-- START OF TEXT TO READ --
6. In view of the aforesaid fact it has been submitted on behalf of the petitioner that the order impugned passed by the Basic Education Officer is clearly misconceived as the judgment of the civil court will not bind as there was a specific direction in the said judgment that respondent No. 7 cannot claim any relief against the State, therefore, the Basic Education Officer could not have legitimately chosen to accept the judgment to which he was not a party to the proceeding because acceptance is the impact of directly and seriously prejudicing the rights of the parties which was not a party to the suit before the civil court. Respondent No. 7 can claim right from the Committee of Management and not from the State Exchequer, as a teacher can be appointed only with the prior approval of the District Basic Education Officer and it cannot be said that it is only Committee of Management who can appoint or dispense with the services of an employee on their own accord. In view of the aforesaid submission, the counsel for the petitioner has submitted that the order passed by the respondent is liable to be quashed and the salary which is due to the petitioner to be paid and an order to this effect be passed restraining the respondents from interfering in the peaceful working of the petitioner.
-- END OF TEXT TO READ --
EXERCISE TASK A – Based on the passage about the petitioner's submissions, do these statements agree with it? (i) The civil court judgment directed that respondent No. 7 cannot claim any relief against the State. (ii) According to the submission, a teacher can be appointed without the District Basic Education Officer's approval. (iii) The Basic Education Officer was a party to the proceeding before the civil court. Answer yes or no for each, and quote the words that decide it.
-- START OF AVAILABLE RECORDS --
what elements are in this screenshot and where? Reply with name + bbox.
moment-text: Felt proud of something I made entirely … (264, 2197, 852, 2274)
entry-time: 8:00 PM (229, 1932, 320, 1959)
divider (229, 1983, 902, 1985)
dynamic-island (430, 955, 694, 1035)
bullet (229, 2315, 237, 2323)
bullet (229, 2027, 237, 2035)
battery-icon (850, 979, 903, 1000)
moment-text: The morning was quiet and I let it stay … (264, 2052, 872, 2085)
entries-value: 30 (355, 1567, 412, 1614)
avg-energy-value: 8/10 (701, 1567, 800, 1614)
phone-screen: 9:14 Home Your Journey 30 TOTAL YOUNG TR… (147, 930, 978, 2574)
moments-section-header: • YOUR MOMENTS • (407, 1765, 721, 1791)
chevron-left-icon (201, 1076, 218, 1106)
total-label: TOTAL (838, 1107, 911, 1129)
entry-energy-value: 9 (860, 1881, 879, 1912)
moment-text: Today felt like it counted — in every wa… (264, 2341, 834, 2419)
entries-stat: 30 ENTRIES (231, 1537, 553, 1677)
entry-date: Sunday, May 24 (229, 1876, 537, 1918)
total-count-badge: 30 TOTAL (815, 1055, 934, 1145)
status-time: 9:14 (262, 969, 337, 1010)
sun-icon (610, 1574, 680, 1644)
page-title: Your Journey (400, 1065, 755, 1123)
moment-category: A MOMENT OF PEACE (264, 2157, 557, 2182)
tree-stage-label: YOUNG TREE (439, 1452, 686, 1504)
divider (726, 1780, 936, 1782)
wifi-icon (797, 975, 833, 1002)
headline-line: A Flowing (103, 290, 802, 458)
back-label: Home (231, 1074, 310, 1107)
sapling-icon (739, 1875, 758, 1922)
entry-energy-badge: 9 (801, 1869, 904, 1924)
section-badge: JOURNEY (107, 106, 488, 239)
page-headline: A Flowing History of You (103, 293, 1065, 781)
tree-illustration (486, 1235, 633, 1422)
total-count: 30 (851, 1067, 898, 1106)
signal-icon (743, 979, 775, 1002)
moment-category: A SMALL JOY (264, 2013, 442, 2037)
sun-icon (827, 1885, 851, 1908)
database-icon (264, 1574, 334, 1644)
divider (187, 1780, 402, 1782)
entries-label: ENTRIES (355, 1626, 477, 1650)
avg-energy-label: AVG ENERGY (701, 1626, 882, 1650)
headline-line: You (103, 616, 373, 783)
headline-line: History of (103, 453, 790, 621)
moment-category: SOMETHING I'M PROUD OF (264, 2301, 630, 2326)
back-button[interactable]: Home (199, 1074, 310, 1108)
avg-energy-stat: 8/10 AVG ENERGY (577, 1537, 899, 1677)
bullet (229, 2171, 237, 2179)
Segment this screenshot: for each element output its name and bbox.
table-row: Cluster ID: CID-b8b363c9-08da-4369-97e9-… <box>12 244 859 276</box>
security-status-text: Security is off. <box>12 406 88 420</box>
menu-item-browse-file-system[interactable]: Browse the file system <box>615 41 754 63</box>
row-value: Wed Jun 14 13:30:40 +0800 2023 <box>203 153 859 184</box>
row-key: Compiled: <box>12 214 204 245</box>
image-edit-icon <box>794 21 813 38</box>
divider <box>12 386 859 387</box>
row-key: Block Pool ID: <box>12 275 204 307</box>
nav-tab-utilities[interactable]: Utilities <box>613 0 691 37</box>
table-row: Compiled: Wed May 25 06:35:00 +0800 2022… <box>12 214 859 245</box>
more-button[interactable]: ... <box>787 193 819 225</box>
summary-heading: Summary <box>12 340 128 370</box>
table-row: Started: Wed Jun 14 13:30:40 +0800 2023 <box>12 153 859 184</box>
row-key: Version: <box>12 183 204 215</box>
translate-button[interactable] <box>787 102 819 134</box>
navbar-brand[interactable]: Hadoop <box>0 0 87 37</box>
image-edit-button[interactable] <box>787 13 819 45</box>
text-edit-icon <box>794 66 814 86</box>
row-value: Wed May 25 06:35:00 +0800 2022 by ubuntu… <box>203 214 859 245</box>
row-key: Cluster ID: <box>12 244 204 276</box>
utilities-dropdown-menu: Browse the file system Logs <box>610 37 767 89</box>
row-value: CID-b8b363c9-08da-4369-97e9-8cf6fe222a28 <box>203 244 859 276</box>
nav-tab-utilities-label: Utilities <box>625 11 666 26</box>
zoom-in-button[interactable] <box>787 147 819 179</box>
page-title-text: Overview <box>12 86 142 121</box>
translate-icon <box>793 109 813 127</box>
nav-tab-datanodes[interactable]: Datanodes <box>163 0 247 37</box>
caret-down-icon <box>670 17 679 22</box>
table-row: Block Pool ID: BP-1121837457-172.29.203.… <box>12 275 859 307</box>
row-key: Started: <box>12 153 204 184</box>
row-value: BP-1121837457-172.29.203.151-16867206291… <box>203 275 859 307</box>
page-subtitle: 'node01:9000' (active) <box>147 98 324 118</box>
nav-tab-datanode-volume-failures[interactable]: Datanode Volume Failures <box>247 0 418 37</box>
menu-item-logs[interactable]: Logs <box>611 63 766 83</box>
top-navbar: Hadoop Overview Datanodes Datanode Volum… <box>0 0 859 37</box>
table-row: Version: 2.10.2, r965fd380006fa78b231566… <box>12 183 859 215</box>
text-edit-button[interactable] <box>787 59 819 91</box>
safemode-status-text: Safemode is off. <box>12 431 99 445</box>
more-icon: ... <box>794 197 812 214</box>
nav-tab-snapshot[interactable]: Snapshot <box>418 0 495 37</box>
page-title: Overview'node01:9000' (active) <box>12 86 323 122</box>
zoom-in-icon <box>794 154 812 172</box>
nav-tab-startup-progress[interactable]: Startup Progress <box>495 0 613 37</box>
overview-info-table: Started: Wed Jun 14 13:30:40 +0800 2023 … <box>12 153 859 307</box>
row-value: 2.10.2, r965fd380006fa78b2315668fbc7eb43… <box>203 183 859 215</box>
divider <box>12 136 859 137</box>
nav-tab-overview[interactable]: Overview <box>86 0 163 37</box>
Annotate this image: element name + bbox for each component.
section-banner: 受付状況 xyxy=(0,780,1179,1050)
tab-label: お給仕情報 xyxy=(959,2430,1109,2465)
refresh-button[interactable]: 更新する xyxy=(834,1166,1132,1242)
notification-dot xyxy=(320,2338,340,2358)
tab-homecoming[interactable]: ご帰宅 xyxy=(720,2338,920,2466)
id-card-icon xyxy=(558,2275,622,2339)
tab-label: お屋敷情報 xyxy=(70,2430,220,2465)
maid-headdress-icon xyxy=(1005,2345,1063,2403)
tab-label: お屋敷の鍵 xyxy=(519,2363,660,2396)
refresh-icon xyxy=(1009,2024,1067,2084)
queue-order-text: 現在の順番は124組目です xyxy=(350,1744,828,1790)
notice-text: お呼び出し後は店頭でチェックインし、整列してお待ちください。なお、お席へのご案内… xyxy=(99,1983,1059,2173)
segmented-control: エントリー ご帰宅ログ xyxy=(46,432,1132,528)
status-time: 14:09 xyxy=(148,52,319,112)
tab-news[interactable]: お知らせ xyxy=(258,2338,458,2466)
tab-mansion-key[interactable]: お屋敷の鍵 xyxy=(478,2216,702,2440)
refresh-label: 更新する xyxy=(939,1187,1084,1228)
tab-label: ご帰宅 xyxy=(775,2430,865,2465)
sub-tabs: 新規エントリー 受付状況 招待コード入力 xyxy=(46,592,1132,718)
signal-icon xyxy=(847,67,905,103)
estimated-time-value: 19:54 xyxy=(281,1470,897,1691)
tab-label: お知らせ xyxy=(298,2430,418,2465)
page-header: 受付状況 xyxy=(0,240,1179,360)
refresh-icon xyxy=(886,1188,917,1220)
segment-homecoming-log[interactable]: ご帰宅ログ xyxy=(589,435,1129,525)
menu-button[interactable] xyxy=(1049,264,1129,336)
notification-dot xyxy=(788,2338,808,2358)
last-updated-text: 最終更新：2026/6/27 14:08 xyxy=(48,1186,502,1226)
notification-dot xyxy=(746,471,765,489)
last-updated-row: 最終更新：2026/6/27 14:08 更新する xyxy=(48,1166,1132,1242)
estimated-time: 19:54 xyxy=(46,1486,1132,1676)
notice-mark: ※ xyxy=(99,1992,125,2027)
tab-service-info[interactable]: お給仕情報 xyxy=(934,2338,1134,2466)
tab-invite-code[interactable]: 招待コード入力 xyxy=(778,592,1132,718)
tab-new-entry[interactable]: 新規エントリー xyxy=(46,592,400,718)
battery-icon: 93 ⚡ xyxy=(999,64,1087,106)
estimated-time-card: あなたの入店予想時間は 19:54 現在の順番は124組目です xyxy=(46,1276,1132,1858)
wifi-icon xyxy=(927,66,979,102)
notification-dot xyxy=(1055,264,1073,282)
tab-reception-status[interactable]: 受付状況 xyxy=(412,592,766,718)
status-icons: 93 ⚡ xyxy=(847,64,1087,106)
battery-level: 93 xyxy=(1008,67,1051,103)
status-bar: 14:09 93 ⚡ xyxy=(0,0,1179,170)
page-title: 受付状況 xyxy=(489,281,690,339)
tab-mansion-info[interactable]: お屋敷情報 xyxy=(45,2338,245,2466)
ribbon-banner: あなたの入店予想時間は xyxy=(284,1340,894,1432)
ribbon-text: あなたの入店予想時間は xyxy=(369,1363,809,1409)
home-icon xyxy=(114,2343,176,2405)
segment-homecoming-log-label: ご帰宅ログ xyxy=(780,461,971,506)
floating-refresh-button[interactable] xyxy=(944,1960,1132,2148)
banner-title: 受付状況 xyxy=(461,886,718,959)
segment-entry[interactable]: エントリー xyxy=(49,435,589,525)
-- END OF AVAILABLE RECORDS --
EXERCISE TASK B – Copy the rows unchanged, from the first row of Block 1 through the row holding "entries-stat: 30 ENTRIES", both included.

EXPECTED ANSWER A –
(i) Yes: "there was a specific direction in the said judgment that respondent No. 7 cannot claim any relief against the State"
(ii) No: "a teacher can be appointed only with the prior approval of the District Basic Education Officer"
(iii) No: "the judgment to which he was not a party to the proceeding"

EXPECTED ANSWER B –
what elements are in this screenshot and where? Reply with name + bbox.
moment-text: Felt proud of something I made entirely … (264, 2197, 852, 2274)
entry-time: 8:00 PM (229, 1932, 320, 1959)
divider (229, 1983, 902, 1985)
dynamic-island (430, 955, 694, 1035)
bullet (229, 2315, 237, 2323)
bullet (229, 2027, 237, 2035)
battery-icon (850, 979, 903, 1000)
moment-text: The morning was quiet and I let it stay … (264, 2052, 872, 2085)
entries-value: 30 (355, 1567, 412, 1614)
avg-energy-value: 8/10 (701, 1567, 800, 1614)
phone-screen: 9:14 Home Your Journey 30 TOTAL YOUNG TR… (147, 930, 978, 2574)
moments-section-header: • YOUR MOMENTS • (407, 1765, 721, 1791)
chevron-left-icon (201, 1076, 218, 1106)
total-label: TOTAL (838, 1107, 911, 1129)
entry-energy-value: 9 (860, 1881, 879, 1912)
moment-text: Today felt like it counted — in every wa… (264, 2341, 834, 2419)
entries-stat: 30 ENTRIES (231, 1537, 553, 1677)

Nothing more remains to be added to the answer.